EXERCISE:
In the entries below, count every line containing "Maine". Return the number and nothing else.

PROVIDED ENTRIES:
--- start ---

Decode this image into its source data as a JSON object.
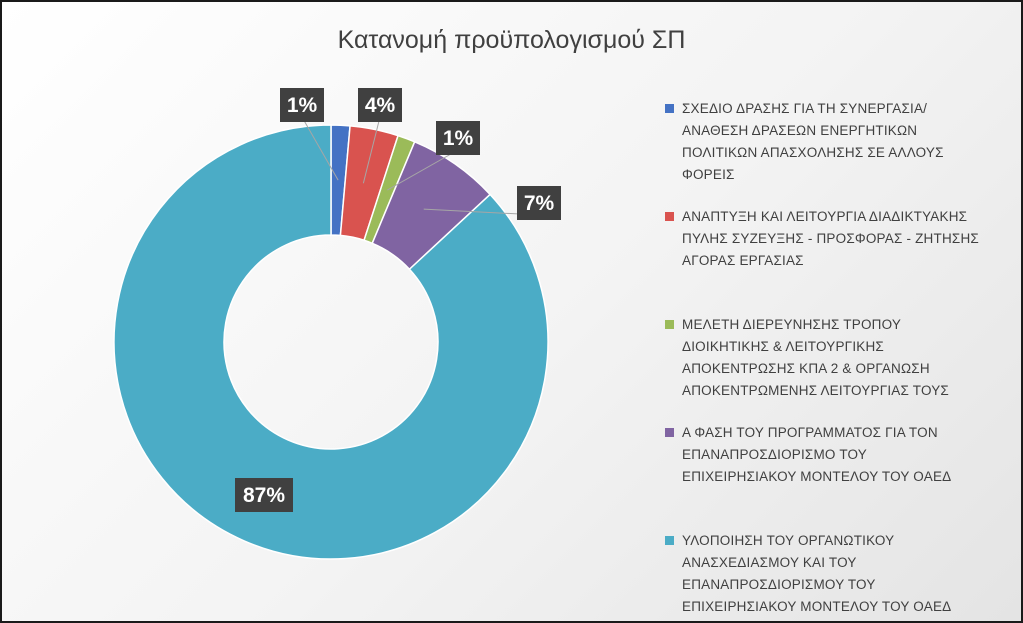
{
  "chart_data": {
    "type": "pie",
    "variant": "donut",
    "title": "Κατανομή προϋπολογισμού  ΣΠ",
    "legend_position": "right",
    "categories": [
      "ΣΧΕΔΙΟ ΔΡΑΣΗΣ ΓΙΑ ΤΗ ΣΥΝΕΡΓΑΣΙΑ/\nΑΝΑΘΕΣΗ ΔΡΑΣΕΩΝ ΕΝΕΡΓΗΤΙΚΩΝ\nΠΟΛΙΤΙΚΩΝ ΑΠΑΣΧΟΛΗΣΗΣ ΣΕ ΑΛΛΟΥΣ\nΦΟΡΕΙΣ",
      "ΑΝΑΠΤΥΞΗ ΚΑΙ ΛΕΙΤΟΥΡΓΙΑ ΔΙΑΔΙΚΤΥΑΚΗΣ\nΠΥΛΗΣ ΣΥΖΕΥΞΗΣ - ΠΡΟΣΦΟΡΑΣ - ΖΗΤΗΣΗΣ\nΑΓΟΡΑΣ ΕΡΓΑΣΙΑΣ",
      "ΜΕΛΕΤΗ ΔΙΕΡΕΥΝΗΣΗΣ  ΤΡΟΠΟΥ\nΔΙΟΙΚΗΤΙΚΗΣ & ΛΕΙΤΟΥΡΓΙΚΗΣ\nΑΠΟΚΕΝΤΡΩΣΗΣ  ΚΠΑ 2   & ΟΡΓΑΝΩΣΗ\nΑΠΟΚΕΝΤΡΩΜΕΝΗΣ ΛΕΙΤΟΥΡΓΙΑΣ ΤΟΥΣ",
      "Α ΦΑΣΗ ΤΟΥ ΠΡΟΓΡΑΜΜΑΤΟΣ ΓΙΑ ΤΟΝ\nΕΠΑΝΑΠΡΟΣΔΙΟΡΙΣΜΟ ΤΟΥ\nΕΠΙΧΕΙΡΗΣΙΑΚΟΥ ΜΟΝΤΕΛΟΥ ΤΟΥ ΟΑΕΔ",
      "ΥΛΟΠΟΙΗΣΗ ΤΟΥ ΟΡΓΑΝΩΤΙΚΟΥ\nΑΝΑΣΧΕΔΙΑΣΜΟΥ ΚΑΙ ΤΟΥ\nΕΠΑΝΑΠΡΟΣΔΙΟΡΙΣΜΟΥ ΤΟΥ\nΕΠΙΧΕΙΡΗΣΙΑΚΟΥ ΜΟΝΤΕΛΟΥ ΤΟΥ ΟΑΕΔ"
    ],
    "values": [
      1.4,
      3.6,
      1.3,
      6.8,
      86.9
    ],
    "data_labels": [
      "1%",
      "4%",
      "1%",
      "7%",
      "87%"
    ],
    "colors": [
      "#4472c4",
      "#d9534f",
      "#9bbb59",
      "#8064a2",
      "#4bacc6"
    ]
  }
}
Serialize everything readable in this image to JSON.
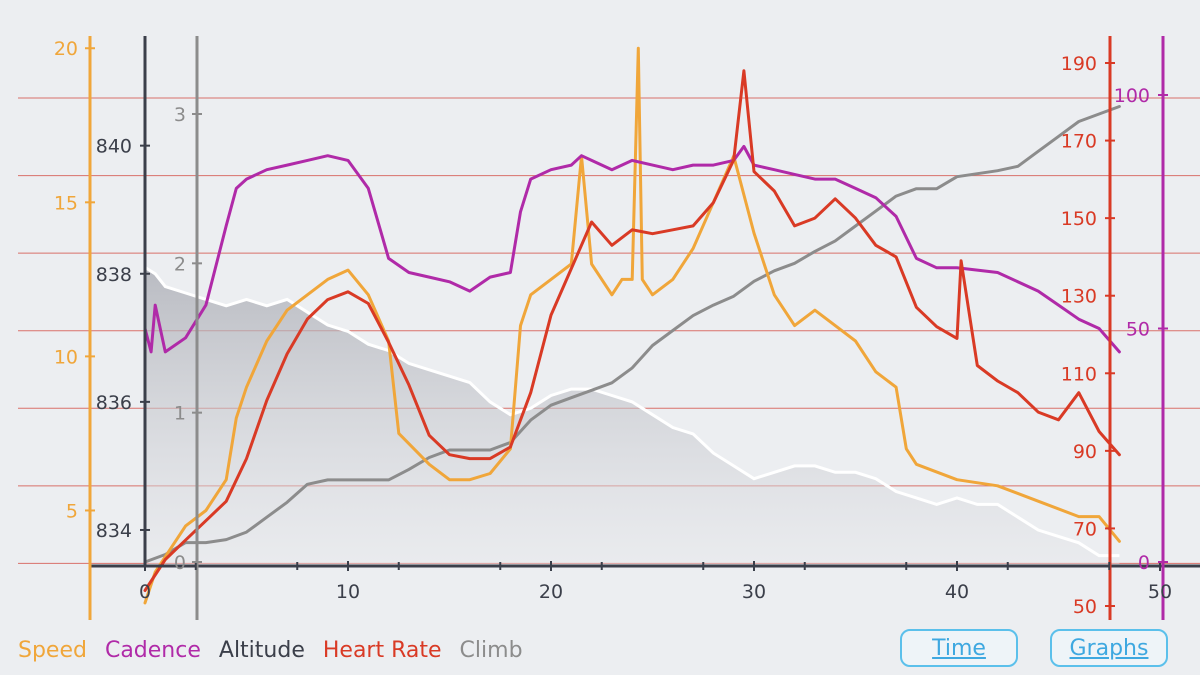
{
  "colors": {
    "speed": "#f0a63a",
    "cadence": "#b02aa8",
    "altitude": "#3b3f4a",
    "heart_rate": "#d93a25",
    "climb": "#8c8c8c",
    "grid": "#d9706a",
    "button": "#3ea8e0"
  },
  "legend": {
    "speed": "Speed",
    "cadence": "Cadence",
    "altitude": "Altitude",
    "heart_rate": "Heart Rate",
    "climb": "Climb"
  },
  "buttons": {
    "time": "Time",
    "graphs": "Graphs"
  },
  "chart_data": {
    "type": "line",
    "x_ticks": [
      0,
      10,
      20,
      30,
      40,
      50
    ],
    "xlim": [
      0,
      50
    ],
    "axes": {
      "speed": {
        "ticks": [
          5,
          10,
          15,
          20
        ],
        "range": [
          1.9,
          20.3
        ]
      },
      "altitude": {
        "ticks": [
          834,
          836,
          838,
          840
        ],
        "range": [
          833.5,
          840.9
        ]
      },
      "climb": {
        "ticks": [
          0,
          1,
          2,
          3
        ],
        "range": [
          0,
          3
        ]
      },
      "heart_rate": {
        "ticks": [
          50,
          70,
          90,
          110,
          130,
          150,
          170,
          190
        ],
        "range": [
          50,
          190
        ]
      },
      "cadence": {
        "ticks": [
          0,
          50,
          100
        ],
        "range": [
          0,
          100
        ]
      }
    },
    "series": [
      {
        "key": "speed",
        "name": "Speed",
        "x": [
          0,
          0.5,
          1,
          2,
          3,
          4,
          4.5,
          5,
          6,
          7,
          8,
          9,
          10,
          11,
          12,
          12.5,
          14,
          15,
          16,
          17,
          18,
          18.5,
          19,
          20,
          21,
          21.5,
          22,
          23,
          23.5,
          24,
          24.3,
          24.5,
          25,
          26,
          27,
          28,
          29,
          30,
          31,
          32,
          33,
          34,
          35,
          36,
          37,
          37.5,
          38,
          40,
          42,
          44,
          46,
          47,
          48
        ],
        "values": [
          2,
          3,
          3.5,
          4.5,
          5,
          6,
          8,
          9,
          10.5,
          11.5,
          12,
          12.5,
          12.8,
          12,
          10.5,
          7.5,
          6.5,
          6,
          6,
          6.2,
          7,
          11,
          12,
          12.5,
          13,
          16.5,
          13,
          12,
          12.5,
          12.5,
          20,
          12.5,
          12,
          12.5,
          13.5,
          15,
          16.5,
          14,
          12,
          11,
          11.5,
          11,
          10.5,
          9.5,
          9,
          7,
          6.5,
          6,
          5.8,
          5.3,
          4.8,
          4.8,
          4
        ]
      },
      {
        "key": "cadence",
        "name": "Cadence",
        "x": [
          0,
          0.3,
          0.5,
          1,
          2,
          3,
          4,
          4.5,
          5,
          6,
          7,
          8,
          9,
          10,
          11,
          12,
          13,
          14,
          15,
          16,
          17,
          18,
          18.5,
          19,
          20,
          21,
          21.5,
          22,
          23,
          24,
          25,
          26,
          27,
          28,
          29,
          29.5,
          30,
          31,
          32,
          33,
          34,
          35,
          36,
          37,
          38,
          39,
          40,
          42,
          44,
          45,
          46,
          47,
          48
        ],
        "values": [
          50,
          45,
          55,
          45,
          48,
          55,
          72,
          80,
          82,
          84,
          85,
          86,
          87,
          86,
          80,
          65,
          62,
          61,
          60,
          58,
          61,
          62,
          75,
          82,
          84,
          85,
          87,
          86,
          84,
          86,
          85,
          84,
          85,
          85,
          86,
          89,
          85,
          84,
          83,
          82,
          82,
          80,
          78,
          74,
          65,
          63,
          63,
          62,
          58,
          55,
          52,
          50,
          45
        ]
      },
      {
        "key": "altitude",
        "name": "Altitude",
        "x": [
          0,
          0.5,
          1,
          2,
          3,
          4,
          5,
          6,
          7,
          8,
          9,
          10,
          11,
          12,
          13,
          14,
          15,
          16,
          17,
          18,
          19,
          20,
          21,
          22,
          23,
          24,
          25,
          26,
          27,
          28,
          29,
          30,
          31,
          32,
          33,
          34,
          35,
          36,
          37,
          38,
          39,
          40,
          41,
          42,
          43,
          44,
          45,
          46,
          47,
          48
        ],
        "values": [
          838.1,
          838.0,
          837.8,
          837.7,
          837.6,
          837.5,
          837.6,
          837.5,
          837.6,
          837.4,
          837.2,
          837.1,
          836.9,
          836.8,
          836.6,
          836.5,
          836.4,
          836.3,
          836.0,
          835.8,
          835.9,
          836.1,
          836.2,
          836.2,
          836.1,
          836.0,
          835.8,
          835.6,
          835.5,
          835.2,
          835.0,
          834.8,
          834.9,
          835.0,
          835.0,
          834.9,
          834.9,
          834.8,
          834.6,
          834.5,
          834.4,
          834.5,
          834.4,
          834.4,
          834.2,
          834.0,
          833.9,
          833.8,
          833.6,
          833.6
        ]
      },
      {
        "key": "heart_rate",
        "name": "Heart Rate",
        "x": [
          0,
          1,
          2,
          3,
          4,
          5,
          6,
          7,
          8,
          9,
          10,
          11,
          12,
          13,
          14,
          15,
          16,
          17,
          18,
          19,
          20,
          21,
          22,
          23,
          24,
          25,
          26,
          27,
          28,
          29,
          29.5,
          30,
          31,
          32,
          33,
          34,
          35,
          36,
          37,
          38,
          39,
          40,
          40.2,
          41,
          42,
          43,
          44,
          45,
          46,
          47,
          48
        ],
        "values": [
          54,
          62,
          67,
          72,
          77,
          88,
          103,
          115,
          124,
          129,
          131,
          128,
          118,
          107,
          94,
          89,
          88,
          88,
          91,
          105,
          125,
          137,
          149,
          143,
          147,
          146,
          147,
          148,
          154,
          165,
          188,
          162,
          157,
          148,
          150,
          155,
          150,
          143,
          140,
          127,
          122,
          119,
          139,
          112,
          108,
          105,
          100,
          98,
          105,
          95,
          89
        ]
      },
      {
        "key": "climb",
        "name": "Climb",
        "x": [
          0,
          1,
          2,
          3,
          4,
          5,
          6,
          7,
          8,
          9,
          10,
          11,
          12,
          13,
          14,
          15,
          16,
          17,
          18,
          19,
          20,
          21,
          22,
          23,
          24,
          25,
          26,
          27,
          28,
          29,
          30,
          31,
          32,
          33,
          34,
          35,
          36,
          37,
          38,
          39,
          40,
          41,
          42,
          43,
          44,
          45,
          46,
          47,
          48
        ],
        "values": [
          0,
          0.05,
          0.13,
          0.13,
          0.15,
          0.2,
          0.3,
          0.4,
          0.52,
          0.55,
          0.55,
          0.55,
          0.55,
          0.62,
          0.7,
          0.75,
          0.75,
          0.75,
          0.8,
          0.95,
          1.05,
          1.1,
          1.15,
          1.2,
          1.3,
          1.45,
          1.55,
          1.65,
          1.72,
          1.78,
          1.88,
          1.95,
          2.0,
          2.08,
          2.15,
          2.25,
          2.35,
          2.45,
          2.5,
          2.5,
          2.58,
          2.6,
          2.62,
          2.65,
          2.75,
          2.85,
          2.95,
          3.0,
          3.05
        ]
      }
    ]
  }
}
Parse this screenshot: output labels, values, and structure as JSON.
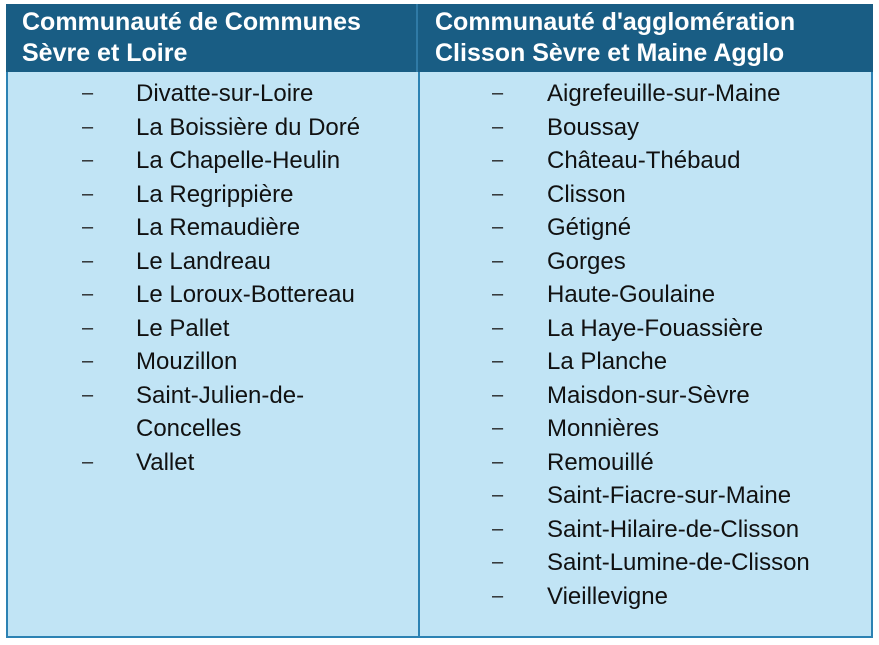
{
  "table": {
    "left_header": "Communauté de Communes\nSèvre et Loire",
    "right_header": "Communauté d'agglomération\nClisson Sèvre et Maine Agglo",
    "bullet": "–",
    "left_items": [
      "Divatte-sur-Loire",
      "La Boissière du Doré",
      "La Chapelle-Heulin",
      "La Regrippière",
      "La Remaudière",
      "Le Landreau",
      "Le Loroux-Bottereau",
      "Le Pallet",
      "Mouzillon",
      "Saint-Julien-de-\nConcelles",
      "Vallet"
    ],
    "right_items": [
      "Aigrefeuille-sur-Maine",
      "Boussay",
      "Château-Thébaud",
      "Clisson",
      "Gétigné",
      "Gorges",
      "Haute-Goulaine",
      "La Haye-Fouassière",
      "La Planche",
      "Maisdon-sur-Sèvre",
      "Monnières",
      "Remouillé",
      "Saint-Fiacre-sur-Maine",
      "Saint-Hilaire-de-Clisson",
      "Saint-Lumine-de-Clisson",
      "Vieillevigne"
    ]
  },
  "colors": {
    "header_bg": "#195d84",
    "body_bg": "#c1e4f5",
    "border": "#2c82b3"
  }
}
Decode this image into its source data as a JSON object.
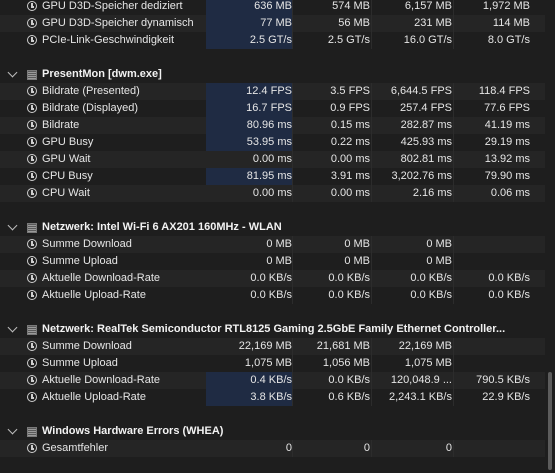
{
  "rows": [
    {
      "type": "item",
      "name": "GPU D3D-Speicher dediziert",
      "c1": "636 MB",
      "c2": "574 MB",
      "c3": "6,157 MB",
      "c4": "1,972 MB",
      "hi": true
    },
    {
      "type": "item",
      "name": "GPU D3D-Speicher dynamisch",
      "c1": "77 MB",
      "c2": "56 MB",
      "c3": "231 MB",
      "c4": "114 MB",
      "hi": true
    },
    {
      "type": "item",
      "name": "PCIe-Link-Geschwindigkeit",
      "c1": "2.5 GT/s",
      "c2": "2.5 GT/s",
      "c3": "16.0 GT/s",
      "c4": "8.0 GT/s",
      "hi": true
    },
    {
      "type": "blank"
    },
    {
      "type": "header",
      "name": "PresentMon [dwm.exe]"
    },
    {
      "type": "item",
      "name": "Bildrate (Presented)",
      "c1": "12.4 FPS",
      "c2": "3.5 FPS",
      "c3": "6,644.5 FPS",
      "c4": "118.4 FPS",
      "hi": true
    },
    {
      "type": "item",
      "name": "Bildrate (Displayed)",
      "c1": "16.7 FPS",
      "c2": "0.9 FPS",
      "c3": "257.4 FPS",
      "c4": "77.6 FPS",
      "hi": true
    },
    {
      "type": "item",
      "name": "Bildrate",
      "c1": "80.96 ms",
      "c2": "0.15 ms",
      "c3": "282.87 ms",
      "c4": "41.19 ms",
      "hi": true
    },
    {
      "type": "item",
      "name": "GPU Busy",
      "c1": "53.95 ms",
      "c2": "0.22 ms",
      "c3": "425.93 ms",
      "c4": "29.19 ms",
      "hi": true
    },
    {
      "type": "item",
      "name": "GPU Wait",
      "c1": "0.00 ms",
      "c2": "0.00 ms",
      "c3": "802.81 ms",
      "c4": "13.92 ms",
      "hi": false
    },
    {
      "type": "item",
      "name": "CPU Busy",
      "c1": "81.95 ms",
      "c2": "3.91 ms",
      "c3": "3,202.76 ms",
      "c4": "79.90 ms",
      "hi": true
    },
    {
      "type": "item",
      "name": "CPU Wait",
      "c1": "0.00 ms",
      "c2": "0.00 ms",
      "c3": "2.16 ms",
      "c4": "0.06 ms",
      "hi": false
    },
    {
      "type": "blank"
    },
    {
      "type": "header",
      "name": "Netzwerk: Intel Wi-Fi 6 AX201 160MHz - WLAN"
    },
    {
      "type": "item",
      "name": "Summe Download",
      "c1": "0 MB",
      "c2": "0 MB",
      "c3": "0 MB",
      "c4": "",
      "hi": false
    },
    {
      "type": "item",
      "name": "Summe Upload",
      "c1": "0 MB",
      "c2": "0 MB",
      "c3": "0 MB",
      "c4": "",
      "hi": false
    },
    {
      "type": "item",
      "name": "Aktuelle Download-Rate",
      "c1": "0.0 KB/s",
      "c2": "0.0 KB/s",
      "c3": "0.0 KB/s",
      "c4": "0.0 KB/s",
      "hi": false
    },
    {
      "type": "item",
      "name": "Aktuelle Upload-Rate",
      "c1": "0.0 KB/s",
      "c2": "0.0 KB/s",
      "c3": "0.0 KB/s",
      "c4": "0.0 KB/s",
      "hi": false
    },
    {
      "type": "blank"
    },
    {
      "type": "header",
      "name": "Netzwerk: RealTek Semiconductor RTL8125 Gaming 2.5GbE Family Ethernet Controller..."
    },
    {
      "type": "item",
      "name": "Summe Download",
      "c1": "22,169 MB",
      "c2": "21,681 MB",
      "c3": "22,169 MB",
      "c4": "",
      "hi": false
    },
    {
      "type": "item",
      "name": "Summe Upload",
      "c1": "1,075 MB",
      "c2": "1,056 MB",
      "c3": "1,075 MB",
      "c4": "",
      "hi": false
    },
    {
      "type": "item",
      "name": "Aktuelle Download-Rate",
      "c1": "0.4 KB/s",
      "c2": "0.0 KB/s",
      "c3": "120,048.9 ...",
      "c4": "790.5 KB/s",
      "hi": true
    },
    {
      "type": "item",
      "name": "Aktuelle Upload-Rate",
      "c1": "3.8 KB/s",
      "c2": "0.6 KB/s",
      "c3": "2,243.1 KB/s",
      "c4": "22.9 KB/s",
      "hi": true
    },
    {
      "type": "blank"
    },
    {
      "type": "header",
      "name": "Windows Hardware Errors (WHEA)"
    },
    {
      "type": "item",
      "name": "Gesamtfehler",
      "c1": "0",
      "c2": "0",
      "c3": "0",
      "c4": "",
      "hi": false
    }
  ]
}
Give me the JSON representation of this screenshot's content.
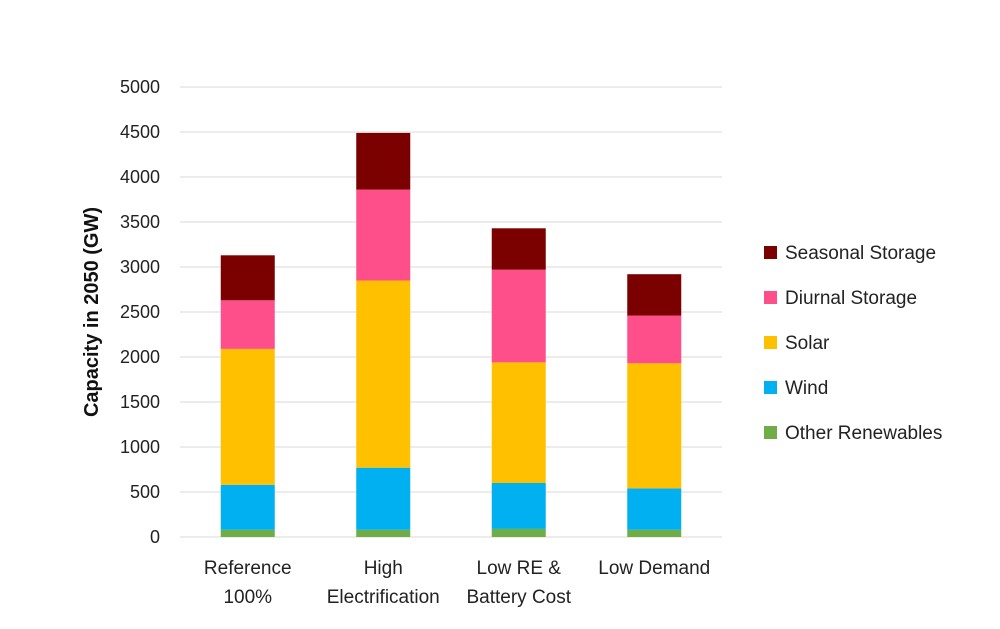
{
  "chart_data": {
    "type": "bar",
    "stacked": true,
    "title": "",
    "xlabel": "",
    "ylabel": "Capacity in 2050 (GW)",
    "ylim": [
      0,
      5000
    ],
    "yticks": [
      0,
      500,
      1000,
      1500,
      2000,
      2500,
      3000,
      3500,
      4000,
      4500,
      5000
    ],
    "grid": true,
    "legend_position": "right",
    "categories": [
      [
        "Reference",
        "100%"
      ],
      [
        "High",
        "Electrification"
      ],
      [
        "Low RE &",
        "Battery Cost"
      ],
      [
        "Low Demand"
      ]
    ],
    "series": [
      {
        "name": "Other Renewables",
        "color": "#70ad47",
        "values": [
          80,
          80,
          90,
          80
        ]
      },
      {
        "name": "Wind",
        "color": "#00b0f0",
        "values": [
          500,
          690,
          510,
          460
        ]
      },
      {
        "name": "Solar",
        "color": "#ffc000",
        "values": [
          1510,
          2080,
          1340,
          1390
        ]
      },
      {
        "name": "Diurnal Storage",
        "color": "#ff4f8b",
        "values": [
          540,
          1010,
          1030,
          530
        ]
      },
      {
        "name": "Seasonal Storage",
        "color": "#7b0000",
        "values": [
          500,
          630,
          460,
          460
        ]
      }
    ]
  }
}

--- end ---

RIGHT ANSWER:
3